DATA IN THIS EXERCISE ▸

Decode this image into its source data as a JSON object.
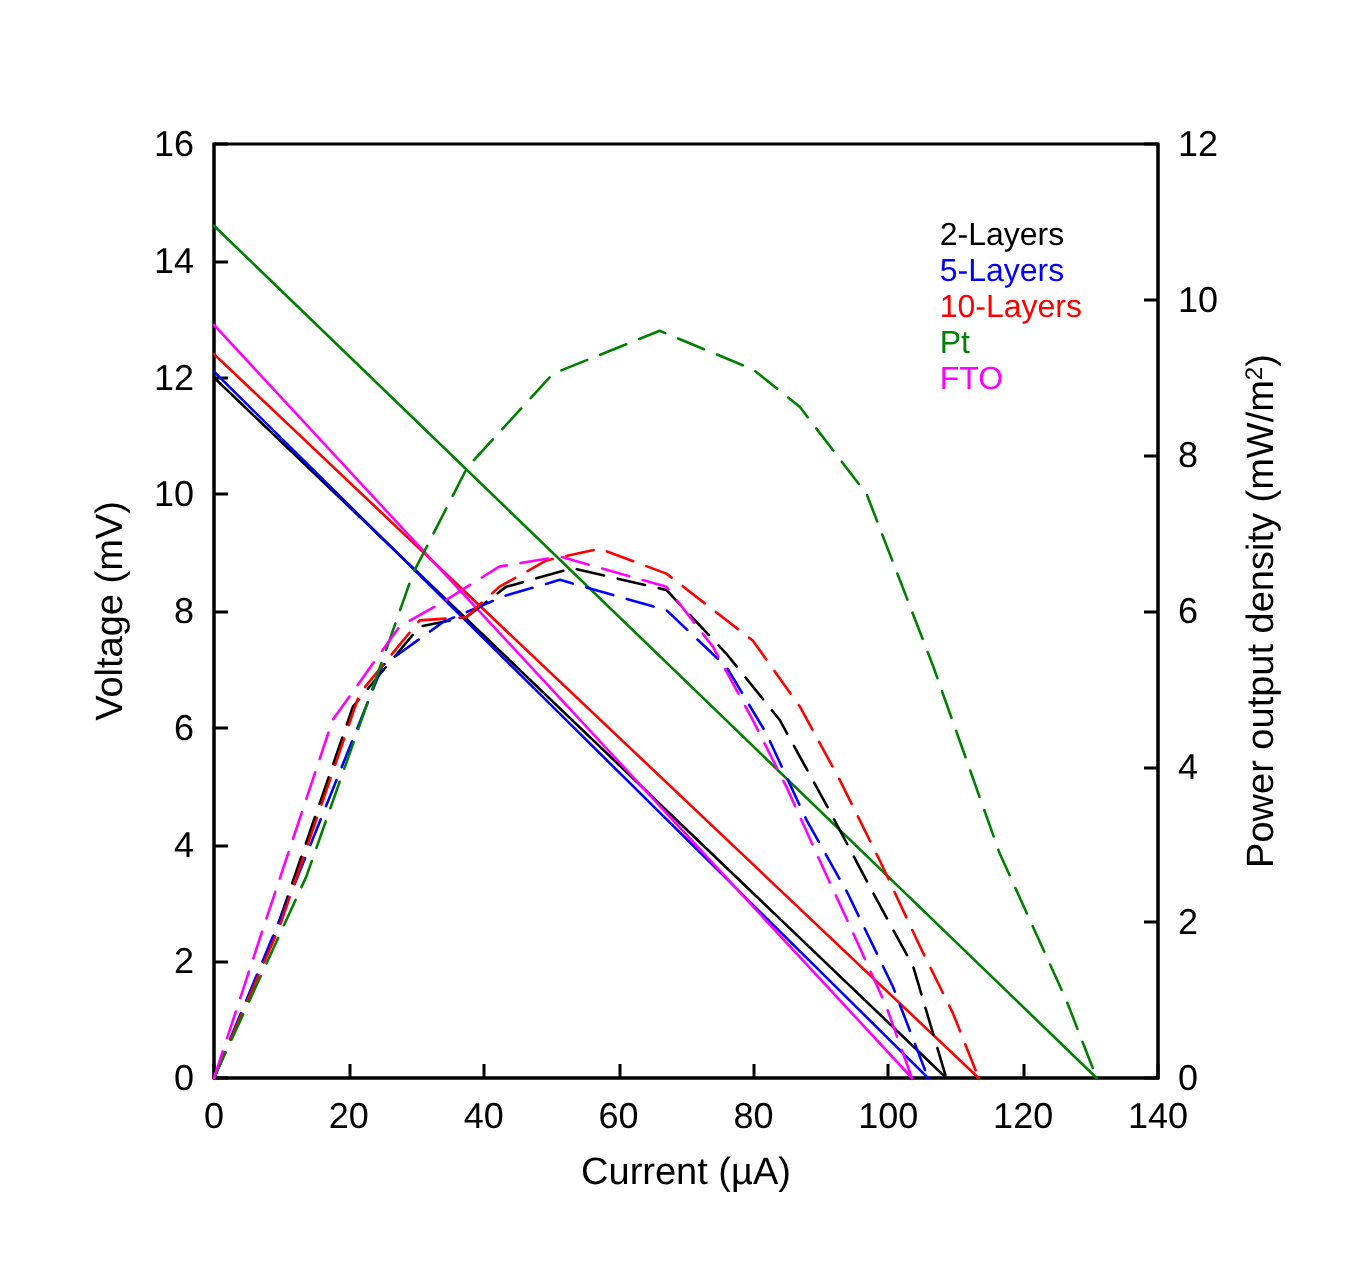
{
  "chart_data": {
    "type": "line",
    "xlabel": "Current (µA)",
    "ylabel": "Voltage (mV)",
    "y2label": "Power output density (mW/m$^{2}$)",
    "xlim": [
      0,
      140
    ],
    "xticks": [
      0,
      20,
      40,
      60,
      80,
      100,
      120,
      140
    ],
    "ylim": [
      0,
      16
    ],
    "yticks": [
      0,
      2,
      4,
      6,
      8,
      10,
      12,
      14,
      16
    ],
    "y2lim": [
      0,
      12
    ],
    "y2ticks": [
      0,
      2,
      4,
      6,
      8,
      10,
      12
    ],
    "grid": false,
    "legend": "top right",
    "marker": "none",
    "series": [
      {
        "name": "2-Layers",
        "color": "#000000",
        "line_style": "solid",
        "x": [
          0,
          108.6
        ],
        "values": [
          12.0,
          0
        ]
      },
      {
        "name": "5-Layers",
        "color": "#0000ff",
        "line_style": "solid",
        "x": [
          0,
          105.9
        ],
        "values": [
          12.1,
          0
        ]
      },
      {
        "name": "10-Layers",
        "color": "#ff0000",
        "line_style": "solid",
        "x": [
          0,
          113.4
        ],
        "values": [
          12.4,
          0
        ]
      },
      {
        "name": "Pt",
        "color": "#008000",
        "line_style": "solid",
        "x": [
          0,
          130.9
        ],
        "values": [
          14.6,
          0
        ]
      },
      {
        "name": "FTO",
        "color": "#ff00ff",
        "line_style": "solid",
        "x": [
          0,
          103.5
        ],
        "values": [
          12.9,
          0
        ]
      },
      {
        "color": "#000000",
        "line_style": "dashed",
        "axis": "y2",
        "x": [
          0,
          8.7,
          20.6,
          30.5,
          37.4,
          43.3,
          53.2,
          67.1,
          76,
          83.9,
          91,
          97.8,
          103.7,
          108.6
        ],
        "values": [
          0,
          1.77,
          4.77,
          5.8,
          5.92,
          6.31,
          6.55,
          6.27,
          5.45,
          4.6,
          3.48,
          2.37,
          1.43,
          0
        ]
      },
      {
        "color": "#0000ff",
        "line_style": "dashed",
        "axis": "y2",
        "x": [
          0,
          12,
          25,
          34,
          43.3,
          51.3,
          67.1,
          76,
          81.9,
          87.9,
          94,
          100.7,
          105.9
        ],
        "values": [
          0,
          2.5,
          5.3,
          5.86,
          6.2,
          6.4,
          6.01,
          5.28,
          4.43,
          3.31,
          2.37,
          1.17,
          0
        ]
      },
      {
        "color": "#ff0000",
        "line_style": "dashed",
        "axis": "y2",
        "x": [
          0,
          9.7,
          21.6,
          30.5,
          37.4,
          42.3,
          49.3,
          57.2,
          67.1,
          79.9,
          86.9,
          92.8,
          98.7,
          104.7,
          109.6,
          113.4
        ],
        "values": [
          0,
          1.94,
          4.94,
          5.88,
          5.92,
          6.31,
          6.65,
          6.8,
          6.48,
          5.62,
          4.77,
          3.83,
          2.8,
          1.69,
          0.83,
          0
        ]
      },
      {
        "color": "#008000",
        "line_style": "dashed",
        "axis": "y2",
        "x": [
          0,
          13.7,
          29.5,
          37.6,
          50.3,
          66.1,
          80,
          86.9,
          96.8,
          106.7,
          116.5,
          126.4,
          130.9
        ],
        "values": [
          0,
          2.59,
          6.48,
          7.85,
          9.05,
          9.6,
          9.1,
          8.62,
          7.5,
          5.28,
          2.89,
          1.0,
          0
        ]
      },
      {
        "color": "#ff00ff",
        "line_style": "dashed",
        "axis": "y2",
        "x": [
          0,
          7.7,
          17.6,
          27.5,
          34.4,
          42.3,
          51.3,
          67.1,
          74,
          79.9,
          84.9,
          89.8,
          94.8,
          99.7,
          103.5
        ],
        "values": [
          0,
          2.03,
          4.6,
          5.8,
          6.14,
          6.57,
          6.7,
          6.31,
          5.54,
          4.6,
          3.74,
          2.8,
          1.86,
          0.92,
          0
        ]
      }
    ]
  }
}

INSTRUCTIONS TO FOLLOW ▸
Repeat each entry exactly as given; no pictures belong in the copy.

FINISHED ANSWER ▸
Decode this image into its source data as a JSON object.
{
  "chart_data": {
    "type": "line",
    "xlabel": "Current (µA)",
    "ylabel": "Voltage (mV)",
    "y2label": "Power output density (mW/m$^{2}$)",
    "xlim": [
      0,
      140
    ],
    "xticks": [
      0,
      20,
      40,
      60,
      80,
      100,
      120,
      140
    ],
    "ylim": [
      0,
      16
    ],
    "yticks": [
      0,
      2,
      4,
      6,
      8,
      10,
      12,
      14,
      16
    ],
    "y2lim": [
      0,
      12
    ],
    "y2ticks": [
      0,
      2,
      4,
      6,
      8,
      10,
      12
    ],
    "grid": false,
    "legend": "top right",
    "marker": "none",
    "series": [
      {
        "name": "2-Layers",
        "color": "#000000",
        "line_style": "solid",
        "x": [
          0,
          108.6
        ],
        "values": [
          12.0,
          0
        ]
      },
      {
        "name": "5-Layers",
        "color": "#0000ff",
        "line_style": "solid",
        "x": [
          0,
          105.9
        ],
        "values": [
          12.1,
          0
        ]
      },
      {
        "name": "10-Layers",
        "color": "#ff0000",
        "line_style": "solid",
        "x": [
          0,
          113.4
        ],
        "values": [
          12.4,
          0
        ]
      },
      {
        "name": "Pt",
        "color": "#008000",
        "line_style": "solid",
        "x": [
          0,
          130.9
        ],
        "values": [
          14.6,
          0
        ]
      },
      {
        "name": "FTO",
        "color": "#ff00ff",
        "line_style": "solid",
        "x": [
          0,
          103.5
        ],
        "values": [
          12.9,
          0
        ]
      },
      {
        "color": "#000000",
        "line_style": "dashed",
        "axis": "y2",
        "x": [
          0,
          8.7,
          20.6,
          30.5,
          37.4,
          43.3,
          53.2,
          67.1,
          76,
          83.9,
          91,
          97.8,
          103.7,
          108.6
        ],
        "values": [
          0,
          1.77,
          4.77,
          5.8,
          5.92,
          6.31,
          6.55,
          6.27,
          5.45,
          4.6,
          3.48,
          2.37,
          1.43,
          0
        ]
      },
      {
        "color": "#0000ff",
        "line_style": "dashed",
        "axis": "y2",
        "x": [
          0,
          12,
          25,
          34,
          43.3,
          51.3,
          67.1,
          76,
          81.9,
          87.9,
          94,
          100.7,
          105.9
        ],
        "values": [
          0,
          2.5,
          5.3,
          5.86,
          6.2,
          6.4,
          6.01,
          5.28,
          4.43,
          3.31,
          2.37,
          1.17,
          0
        ]
      },
      {
        "color": "#ff0000",
        "line_style": "dashed",
        "axis": "y2",
        "x": [
          0,
          9.7,
          21.6,
          30.5,
          37.4,
          42.3,
          49.3,
          57.2,
          67.1,
          79.9,
          86.9,
          92.8,
          98.7,
          104.7,
          109.6,
          113.4
        ],
        "values": [
          0,
          1.94,
          4.94,
          5.88,
          5.92,
          6.31,
          6.65,
          6.8,
          6.48,
          5.62,
          4.77,
          3.83,
          2.8,
          1.69,
          0.83,
          0
        ]
      },
      {
        "color": "#008000",
        "line_style": "dashed",
        "axis": "y2",
        "x": [
          0,
          13.7,
          29.5,
          37.6,
          50.3,
          66.1,
          80,
          86.9,
          96.8,
          106.7,
          116.5,
          126.4,
          130.9
        ],
        "values": [
          0,
          2.59,
          6.48,
          7.85,
          9.05,
          9.6,
          9.1,
          8.62,
          7.5,
          5.28,
          2.89,
          1.0,
          0
        ]
      },
      {
        "color": "#ff00ff",
        "line_style": "dashed",
        "axis": "y2",
        "x": [
          0,
          7.7,
          17.6,
          27.5,
          34.4,
          42.3,
          51.3,
          67.1,
          74,
          79.9,
          84.9,
          89.8,
          94.8,
          99.7,
          103.5
        ],
        "values": [
          0,
          2.03,
          4.6,
          5.8,
          6.14,
          6.57,
          6.7,
          6.31,
          5.54,
          4.6,
          3.74,
          2.8,
          1.86,
          0.92,
          0
        ]
      }
    ]
  }
}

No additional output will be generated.